Set task >>
Select and reproduce each line of the listing below that bears the string "Упражнение".

[Data excerpts]
>> BEGIN
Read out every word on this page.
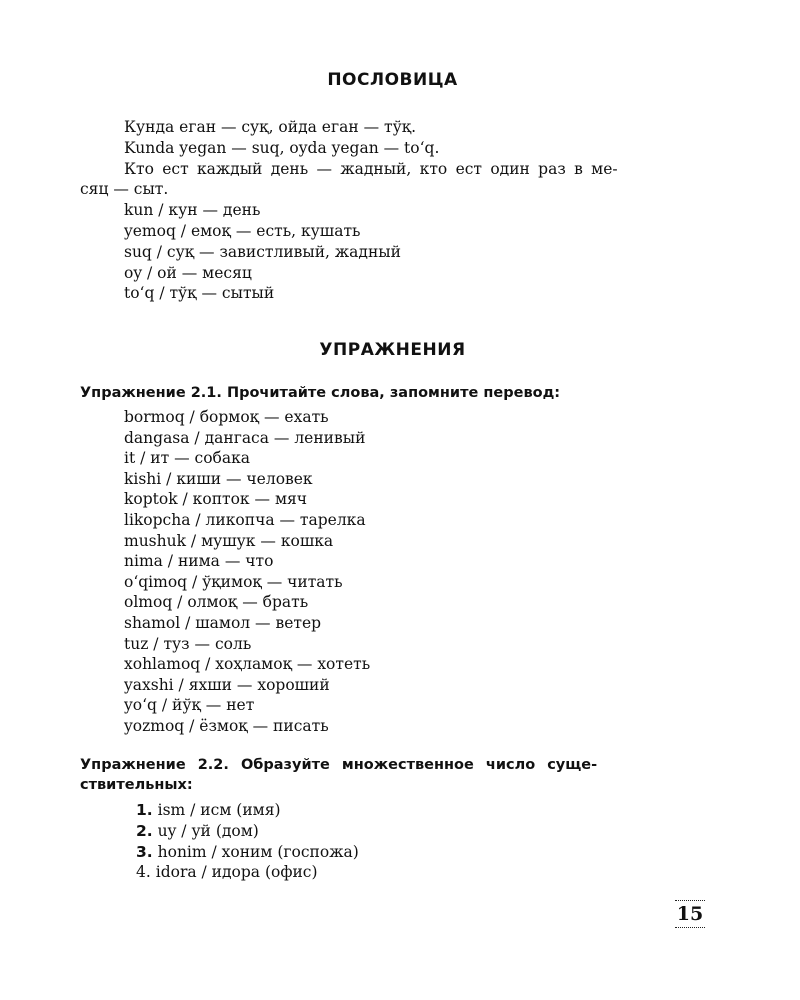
ПОСЛОВИЦА
Кунда еган — суқ, ойда еган — тўқ.
Kunda yegan — suq, oyda yegan — to‘q.
Кто ест каждый день — жадный, кто ест один раз в ме-
сяц — сыт.
kun / кун — день
yemoq / емоқ — есть, кушать
suq / суқ — завистливый, жадный
oy / ой — месяц
to‘q / тўқ — сытый
УПРАЖНЕНИЯ

Упражнение 2.1. Прочитайте слова, запомните перевод:

bormoq / бормоқ — ехать
dangasa / дангаса — ленивый
it / ит — собака
kishi / киши — человек
koptok / копток — мяч
likopcha / ликопча — тарелка
mushuk / мушук — кошка
nima / нима — что
o‘qimoq / ўқимоқ — читать
olmoq / олмоқ — брать
shamol / шамол — ветер
tuz / туз — соль
xohlamoq / хоҳламоқ — хотеть
yaxshi / яхши — хороший
yo‘q / йўқ — нет
yozmoq / ёзмоқ — писать
Упражнение 2.2. Образуйте множественное число суще-
ствительных:
1. ism / исм (имя)
2. uy / уй (дом)
3. honim / хоним (госпожа)
4. idora / идора (офис)
15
>> END
Answer below >>
Упражнение 2.1. Прочитайте слова, запомните перевод:
Упражнение 2.2. Образуйте множественное число суще-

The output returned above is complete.